> [Exercise requirements]
From the data that follows, report how many lines hold the string "приложении", giving only the number.

+---+

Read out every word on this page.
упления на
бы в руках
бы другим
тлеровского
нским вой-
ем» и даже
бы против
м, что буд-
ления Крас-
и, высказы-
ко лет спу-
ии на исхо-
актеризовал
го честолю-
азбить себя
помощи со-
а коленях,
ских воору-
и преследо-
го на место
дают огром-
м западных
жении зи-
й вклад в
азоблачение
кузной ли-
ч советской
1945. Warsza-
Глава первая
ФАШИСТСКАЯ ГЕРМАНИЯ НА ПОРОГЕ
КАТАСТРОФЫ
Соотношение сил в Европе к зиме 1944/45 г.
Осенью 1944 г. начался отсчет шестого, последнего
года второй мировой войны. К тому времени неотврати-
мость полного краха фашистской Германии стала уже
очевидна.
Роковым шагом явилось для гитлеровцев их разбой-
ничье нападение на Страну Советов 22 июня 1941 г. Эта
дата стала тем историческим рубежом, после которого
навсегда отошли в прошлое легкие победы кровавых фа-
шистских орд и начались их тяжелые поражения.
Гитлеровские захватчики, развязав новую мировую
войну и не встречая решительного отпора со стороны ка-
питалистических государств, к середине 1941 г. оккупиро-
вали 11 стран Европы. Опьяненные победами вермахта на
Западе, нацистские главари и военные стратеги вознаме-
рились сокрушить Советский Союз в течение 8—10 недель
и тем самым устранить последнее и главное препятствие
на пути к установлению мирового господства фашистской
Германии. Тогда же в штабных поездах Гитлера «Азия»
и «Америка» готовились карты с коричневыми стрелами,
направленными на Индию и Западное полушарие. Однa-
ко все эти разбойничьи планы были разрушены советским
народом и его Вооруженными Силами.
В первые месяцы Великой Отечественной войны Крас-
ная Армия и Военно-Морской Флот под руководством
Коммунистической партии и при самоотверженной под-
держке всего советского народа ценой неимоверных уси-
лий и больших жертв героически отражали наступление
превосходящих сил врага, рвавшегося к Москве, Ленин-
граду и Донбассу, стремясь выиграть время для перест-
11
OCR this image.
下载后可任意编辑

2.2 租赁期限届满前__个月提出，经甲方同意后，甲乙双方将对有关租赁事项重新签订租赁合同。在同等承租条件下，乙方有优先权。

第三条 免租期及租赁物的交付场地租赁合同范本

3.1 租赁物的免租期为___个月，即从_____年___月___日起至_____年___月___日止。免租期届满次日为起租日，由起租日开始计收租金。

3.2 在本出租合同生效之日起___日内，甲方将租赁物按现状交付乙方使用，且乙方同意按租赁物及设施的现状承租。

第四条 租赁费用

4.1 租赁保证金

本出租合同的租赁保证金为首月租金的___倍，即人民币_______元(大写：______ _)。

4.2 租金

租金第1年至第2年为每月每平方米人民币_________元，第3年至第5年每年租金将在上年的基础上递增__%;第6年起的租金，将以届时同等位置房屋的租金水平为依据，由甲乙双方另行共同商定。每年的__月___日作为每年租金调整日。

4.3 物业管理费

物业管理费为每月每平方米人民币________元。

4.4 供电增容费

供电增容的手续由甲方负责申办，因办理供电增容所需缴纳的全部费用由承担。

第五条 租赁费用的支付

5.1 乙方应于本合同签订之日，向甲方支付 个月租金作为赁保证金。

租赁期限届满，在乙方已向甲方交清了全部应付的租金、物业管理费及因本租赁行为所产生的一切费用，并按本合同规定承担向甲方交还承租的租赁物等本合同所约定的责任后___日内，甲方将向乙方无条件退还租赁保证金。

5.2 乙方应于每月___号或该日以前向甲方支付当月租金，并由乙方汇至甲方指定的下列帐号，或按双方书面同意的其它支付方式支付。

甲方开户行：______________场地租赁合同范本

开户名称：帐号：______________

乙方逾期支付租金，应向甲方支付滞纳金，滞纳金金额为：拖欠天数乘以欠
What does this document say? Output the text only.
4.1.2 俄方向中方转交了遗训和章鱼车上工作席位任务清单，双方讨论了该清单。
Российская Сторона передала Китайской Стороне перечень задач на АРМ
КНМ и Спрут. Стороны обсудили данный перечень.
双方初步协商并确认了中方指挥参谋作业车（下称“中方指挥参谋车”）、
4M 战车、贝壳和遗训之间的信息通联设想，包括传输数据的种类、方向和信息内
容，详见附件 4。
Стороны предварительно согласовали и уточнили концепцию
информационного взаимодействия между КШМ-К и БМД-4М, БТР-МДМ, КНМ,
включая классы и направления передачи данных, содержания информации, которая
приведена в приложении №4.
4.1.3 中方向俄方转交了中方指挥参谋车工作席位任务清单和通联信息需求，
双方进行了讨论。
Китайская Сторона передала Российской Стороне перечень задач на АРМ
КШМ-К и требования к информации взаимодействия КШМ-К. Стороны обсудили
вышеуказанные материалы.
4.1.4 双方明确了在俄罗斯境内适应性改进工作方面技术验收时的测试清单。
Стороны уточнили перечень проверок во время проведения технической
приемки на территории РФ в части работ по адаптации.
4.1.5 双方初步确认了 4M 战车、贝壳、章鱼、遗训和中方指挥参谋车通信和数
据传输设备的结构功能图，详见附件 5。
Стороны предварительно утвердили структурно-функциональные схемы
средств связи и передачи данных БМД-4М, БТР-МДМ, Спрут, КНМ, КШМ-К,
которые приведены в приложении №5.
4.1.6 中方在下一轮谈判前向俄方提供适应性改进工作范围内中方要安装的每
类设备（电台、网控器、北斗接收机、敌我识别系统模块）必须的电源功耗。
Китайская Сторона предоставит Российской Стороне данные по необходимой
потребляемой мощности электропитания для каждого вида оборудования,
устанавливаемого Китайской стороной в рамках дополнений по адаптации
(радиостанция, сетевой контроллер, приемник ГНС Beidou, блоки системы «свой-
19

+---+

> [Result for this task]
2